┌────────

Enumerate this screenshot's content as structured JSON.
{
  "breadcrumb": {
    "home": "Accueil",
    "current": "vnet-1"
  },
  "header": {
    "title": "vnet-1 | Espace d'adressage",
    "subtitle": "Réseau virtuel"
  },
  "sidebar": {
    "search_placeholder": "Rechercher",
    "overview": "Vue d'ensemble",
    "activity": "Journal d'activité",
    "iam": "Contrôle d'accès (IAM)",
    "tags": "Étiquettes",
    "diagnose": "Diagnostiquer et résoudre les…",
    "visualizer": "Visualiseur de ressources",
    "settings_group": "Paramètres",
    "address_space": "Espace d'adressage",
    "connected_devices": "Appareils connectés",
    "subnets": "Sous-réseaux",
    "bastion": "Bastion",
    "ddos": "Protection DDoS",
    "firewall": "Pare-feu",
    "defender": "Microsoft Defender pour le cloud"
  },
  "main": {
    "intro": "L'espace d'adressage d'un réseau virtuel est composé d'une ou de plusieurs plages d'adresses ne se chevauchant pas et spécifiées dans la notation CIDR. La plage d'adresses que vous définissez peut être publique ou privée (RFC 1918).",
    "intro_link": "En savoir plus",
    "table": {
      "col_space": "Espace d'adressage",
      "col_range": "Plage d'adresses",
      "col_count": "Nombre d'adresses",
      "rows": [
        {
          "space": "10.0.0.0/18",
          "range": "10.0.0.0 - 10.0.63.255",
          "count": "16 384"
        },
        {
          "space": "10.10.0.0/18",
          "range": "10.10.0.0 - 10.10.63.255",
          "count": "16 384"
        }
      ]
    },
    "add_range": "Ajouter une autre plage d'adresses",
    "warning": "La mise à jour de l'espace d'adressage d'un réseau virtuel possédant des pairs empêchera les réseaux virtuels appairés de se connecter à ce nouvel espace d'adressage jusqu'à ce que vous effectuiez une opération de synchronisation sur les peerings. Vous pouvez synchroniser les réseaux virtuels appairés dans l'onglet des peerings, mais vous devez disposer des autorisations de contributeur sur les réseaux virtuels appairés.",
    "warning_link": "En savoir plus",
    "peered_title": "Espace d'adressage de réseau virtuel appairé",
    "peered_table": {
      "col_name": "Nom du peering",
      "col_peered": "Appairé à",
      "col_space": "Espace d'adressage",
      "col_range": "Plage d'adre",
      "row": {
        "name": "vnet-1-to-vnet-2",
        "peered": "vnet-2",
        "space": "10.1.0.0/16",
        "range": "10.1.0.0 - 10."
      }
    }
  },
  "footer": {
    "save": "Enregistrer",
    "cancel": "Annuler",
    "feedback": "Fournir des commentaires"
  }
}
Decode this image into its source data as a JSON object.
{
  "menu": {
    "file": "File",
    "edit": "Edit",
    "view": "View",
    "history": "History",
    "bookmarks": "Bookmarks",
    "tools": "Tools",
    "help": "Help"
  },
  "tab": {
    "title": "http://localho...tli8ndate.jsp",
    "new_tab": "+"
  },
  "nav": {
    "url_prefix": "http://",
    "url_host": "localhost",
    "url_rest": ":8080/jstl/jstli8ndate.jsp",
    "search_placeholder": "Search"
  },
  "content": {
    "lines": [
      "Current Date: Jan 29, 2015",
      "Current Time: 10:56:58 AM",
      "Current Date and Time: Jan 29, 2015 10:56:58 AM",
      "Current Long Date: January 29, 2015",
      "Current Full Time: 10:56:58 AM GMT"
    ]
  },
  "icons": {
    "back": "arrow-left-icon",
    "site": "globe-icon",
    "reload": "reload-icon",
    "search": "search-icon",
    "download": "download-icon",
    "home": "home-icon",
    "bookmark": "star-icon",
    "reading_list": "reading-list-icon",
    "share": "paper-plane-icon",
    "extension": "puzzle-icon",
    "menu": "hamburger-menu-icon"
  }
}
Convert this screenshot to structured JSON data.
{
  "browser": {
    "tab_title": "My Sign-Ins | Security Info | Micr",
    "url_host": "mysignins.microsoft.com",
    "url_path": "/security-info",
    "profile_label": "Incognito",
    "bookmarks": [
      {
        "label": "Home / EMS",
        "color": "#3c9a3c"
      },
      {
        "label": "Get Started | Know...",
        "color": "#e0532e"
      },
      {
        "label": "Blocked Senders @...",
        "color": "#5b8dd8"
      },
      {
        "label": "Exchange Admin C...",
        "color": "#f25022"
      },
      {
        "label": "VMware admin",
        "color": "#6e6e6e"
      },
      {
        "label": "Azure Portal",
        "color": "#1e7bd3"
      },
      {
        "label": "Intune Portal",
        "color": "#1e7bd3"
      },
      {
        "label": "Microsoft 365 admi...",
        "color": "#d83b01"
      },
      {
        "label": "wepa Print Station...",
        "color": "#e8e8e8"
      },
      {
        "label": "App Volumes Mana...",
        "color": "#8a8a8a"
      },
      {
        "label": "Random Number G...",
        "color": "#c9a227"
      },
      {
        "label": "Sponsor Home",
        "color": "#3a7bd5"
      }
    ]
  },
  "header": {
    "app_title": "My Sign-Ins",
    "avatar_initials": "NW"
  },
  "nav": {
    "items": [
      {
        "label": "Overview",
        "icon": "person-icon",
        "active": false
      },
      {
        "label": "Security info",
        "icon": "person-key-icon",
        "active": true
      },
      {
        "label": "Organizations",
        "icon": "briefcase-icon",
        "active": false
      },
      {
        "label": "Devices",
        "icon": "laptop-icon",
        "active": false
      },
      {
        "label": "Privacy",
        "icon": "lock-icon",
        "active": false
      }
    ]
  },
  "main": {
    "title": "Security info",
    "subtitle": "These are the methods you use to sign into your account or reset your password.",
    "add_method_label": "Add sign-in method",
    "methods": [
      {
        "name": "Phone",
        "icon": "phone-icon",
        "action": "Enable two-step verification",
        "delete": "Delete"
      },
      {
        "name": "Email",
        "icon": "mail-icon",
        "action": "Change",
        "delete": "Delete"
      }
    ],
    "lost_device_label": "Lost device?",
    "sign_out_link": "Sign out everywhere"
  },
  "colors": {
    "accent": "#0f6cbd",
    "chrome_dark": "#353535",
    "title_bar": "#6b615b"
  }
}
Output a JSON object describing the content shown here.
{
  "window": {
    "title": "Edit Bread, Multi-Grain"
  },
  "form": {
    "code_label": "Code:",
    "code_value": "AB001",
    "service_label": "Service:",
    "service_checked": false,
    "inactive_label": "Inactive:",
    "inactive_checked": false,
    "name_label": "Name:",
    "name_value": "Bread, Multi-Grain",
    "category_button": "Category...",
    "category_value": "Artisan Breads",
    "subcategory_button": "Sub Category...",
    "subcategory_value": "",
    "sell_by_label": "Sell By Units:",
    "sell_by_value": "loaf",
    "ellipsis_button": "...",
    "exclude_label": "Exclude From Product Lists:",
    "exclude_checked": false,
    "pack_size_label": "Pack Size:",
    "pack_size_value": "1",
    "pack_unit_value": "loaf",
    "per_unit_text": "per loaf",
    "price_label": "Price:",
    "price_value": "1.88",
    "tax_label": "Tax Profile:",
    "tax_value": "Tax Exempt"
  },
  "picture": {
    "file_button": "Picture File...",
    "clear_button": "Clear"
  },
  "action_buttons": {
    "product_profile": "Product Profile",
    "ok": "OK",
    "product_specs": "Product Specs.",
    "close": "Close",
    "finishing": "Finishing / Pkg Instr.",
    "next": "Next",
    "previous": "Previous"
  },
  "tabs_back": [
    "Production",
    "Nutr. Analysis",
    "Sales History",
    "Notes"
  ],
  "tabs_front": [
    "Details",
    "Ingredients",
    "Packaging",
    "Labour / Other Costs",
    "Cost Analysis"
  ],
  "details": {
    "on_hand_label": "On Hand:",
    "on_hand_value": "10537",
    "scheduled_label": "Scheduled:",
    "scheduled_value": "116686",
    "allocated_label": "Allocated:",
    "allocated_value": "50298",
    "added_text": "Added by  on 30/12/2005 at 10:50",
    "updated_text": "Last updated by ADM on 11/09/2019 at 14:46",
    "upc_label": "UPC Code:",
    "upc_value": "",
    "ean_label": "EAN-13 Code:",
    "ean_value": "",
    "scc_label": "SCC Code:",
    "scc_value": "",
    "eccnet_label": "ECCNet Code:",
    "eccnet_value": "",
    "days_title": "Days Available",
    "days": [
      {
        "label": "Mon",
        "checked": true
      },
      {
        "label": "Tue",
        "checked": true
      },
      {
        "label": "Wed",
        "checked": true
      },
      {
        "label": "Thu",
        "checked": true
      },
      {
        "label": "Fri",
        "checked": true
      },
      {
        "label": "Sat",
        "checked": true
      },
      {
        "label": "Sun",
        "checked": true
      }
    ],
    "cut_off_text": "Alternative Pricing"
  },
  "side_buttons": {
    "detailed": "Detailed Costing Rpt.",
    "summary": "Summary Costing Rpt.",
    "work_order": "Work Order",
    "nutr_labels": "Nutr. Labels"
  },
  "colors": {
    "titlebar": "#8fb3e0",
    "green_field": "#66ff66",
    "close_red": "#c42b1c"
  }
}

└────────

**What the task asks:** Find "content". Copy every line it occurs in.

**Full response:**
Enumerate this screenshot's content as structured JSON.
  "content": {
Output a JSON object describing the content shown here.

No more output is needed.